-- GIVEN EXERCISE --
Each line that contains the string "bien" counts once; report how many such lines appear in the data, as a number only.
-- Start DATA SUPPLIED --
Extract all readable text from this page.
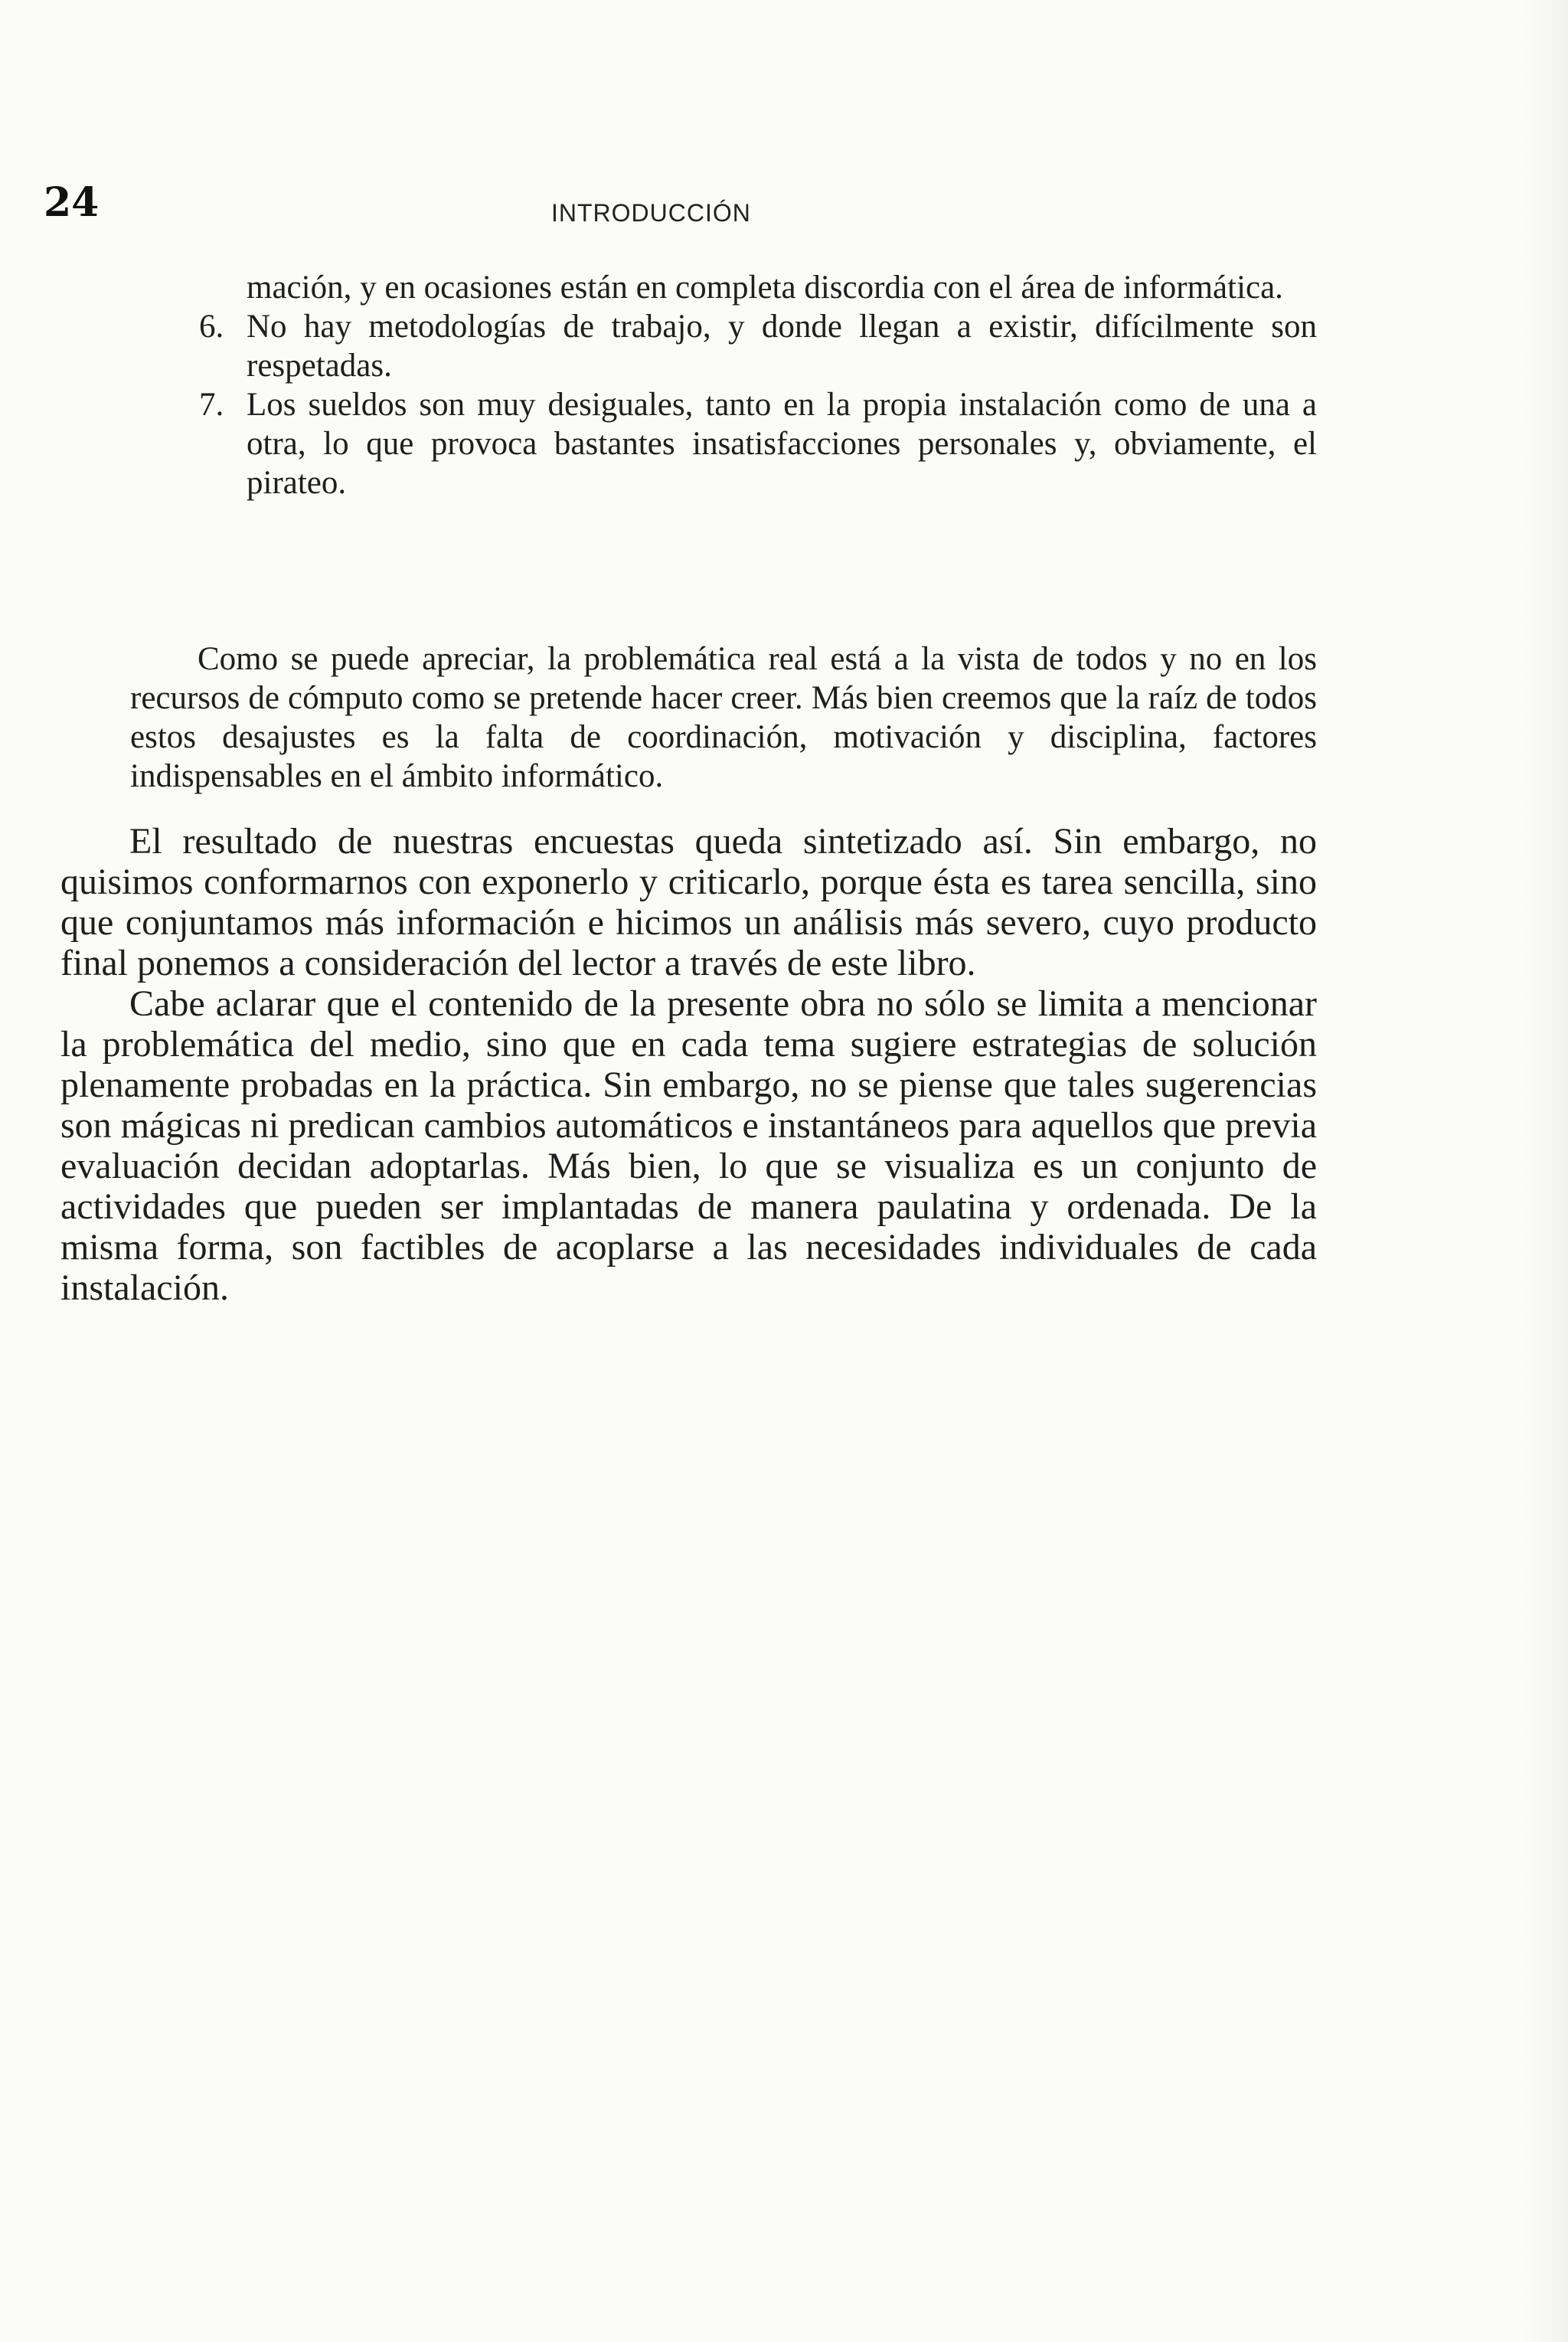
24	INTRODUCCIÓN
mación, y en ocasiones están en completa discordia con el área de informática.
6. No hay metodologías de trabajo, y donde llegan a existir, difícilmente son respetadas.
7. Los sueldos son muy desiguales, tanto en la propia instalación como de una a otra, lo que provoca bastantes insatisfacciones personales y, obviamente, el pirateo.

Como se puede apreciar, la problemática real está a la vista de todos y no en los recursos de cómputo como se pretende hacer creer. Más bien creemos que la raíz de todos estos desajustes es la falta de coordinación, motivación y disciplina, factores indispensables en el ámbito informático.

El resultado de nuestras encuestas queda sintetizado así. Sin embargo, no quisimos conformarnos con exponerlo y criticarlo, porque ésta es tarea sencilla, sino que conjuntamos más información e hicimos un análisis más severo, cuyo producto final ponemos a consideración del lector a través de este libro.

Cabe aclarar que el contenido de la presente obra no sólo se limita a mencionar la problemática del medio, sino que en cada tema sugiere estrategias de solución plenamente probadas en la práctica. Sin embargo, no se piense que tales sugerencias son mágicas ni predican cambios automáticos e instantáneos para aquellos que previa evaluación decidan adoptarlas. Más bien, lo que se visualiza es un conjunto de actividades que pueden ser implantadas de manera paulatina y ordenada. De la misma forma, son factibles de acoplarse a las necesidades individuales de cada instalación.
-- End DATA SUPPLIED --
-- WRITTEN ANSWER --
2